SET TASK
Repeat every entry word for word, skipping the pictures.

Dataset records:
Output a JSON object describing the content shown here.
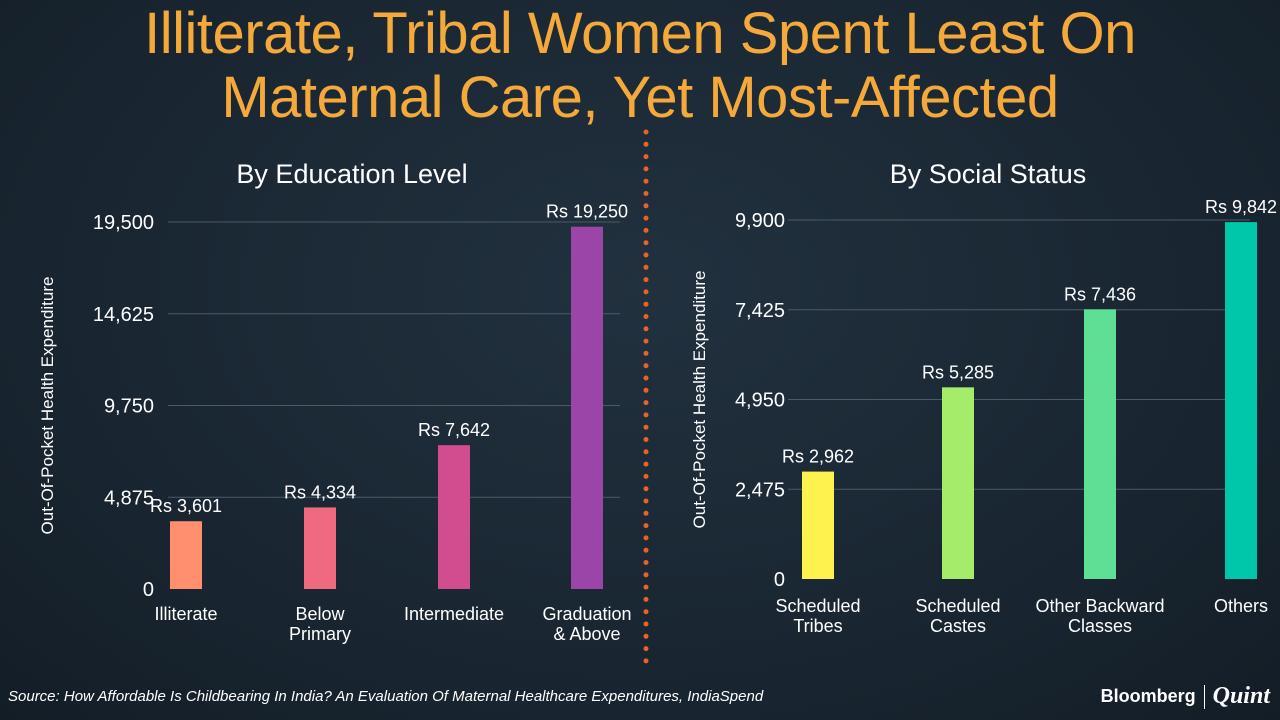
{
  "title": {
    "line1": "Illiterate, Tribal Women Spent Least On",
    "line2": "Maternal Care, Yet Most-Affected"
  },
  "source": "Source: How Affordable Is Childbearing In India? An Evaluation Of Maternal Healthcare Expenditures, IndiaSpend",
  "brand": {
    "name1": "Bloomberg",
    "name2": "Quint"
  },
  "colors": {
    "title": "#f5a93a",
    "divider": "#e8622a",
    "gridline": "#4a5a66",
    "background": "#1c2a35"
  },
  "chart_data": [
    {
      "type": "bar",
      "title": "By Education Level",
      "ylabel": "Out-Of-Pocket Health Expenditure",
      "xlabel": "",
      "ylim": [
        0,
        19500
      ],
      "yticks": [
        0,
        4875,
        9750,
        14625,
        19500
      ],
      "ytick_labels": [
        "0",
        "4,875",
        "9,750",
        "14,625",
        "19,500"
      ],
      "categories": [
        [
          "Illiterate"
        ],
        [
          "Below",
          "Primary"
        ],
        [
          "Intermediate"
        ],
        [
          "Graduation",
          "& Above"
        ]
      ],
      "values": [
        3601,
        4334,
        7642,
        19250
      ],
      "value_labels": [
        "Rs 3,601",
        "Rs 4,334",
        "Rs 7,642",
        "Rs 19,250"
      ],
      "colors": [
        "#ff8f6e",
        "#ef6a7e",
        "#d24d90",
        "#9c45a8"
      ]
    },
    {
      "type": "bar",
      "title": "By Social Status",
      "ylabel": "Out-Of-Pocket Health Expenditure",
      "xlabel": "",
      "ylim": [
        0,
        9900
      ],
      "yticks": [
        0,
        2475,
        4950,
        7425,
        9900
      ],
      "ytick_labels": [
        "0",
        "2,475",
        "4,950",
        "7,425",
        "9,900"
      ],
      "categories": [
        [
          "Scheduled",
          "Tribes"
        ],
        [
          "Scheduled",
          "Castes"
        ],
        [
          "Other Backward",
          "Classes"
        ],
        [
          "Others"
        ]
      ],
      "values": [
        2962,
        5285,
        7436,
        9842
      ],
      "value_labels": [
        "Rs 2,962",
        "Rs 5,285",
        "Rs 7,436",
        "Rs 9,842"
      ],
      "colors": [
        "#fef24f",
        "#a6ec6b",
        "#5fdf96",
        "#00c7aa"
      ]
    }
  ]
}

CORRECT RESPONSE
Output a JSON object describing the content shown here.
{
  "title": {
    "line1": "Illiterate, Tribal Women Spent Least On",
    "line2": "Maternal Care, Yet Most-Affected"
  },
  "source": "Source: How Affordable Is Childbearing In India? An Evaluation Of Maternal Healthcare Expenditures, IndiaSpend",
  "brand": {
    "name1": "Bloomberg",
    "name2": "Quint"
  },
  "colors": {
    "title": "#f5a93a",
    "divider": "#e8622a",
    "gridline": "#4a5a66",
    "background": "#1c2a35"
  },
  "chart_data": [
    {
      "type": "bar",
      "title": "By Education Level",
      "ylabel": "Out-Of-Pocket Health Expenditure",
      "xlabel": "",
      "ylim": [
        0,
        19500
      ],
      "yticks": [
        0,
        4875,
        9750,
        14625,
        19500
      ],
      "ytick_labels": [
        "0",
        "4,875",
        "9,750",
        "14,625",
        "19,500"
      ],
      "categories": [
        [
          "Illiterate"
        ],
        [
          "Below",
          "Primary"
        ],
        [
          "Intermediate"
        ],
        [
          "Graduation",
          "& Above"
        ]
      ],
      "values": [
        3601,
        4334,
        7642,
        19250
      ],
      "value_labels": [
        "Rs 3,601",
        "Rs 4,334",
        "Rs 7,642",
        "Rs 19,250"
      ],
      "colors": [
        "#ff8f6e",
        "#ef6a7e",
        "#d24d90",
        "#9c45a8"
      ]
    },
    {
      "type": "bar",
      "title": "By Social Status",
      "ylabel": "Out-Of-Pocket Health Expenditure",
      "xlabel": "",
      "ylim": [
        0,
        9900
      ],
      "yticks": [
        0,
        2475,
        4950,
        7425,
        9900
      ],
      "ytick_labels": [
        "0",
        "2,475",
        "4,950",
        "7,425",
        "9,900"
      ],
      "categories": [
        [
          "Scheduled",
          "Tribes"
        ],
        [
          "Scheduled",
          "Castes"
        ],
        [
          "Other Backward",
          "Classes"
        ],
        [
          "Others"
        ]
      ],
      "values": [
        2962,
        5285,
        7436,
        9842
      ],
      "value_labels": [
        "Rs 2,962",
        "Rs 5,285",
        "Rs 7,436",
        "Rs 9,842"
      ],
      "colors": [
        "#fef24f",
        "#a6ec6b",
        "#5fdf96",
        "#00c7aa"
      ]
    }
  ]
}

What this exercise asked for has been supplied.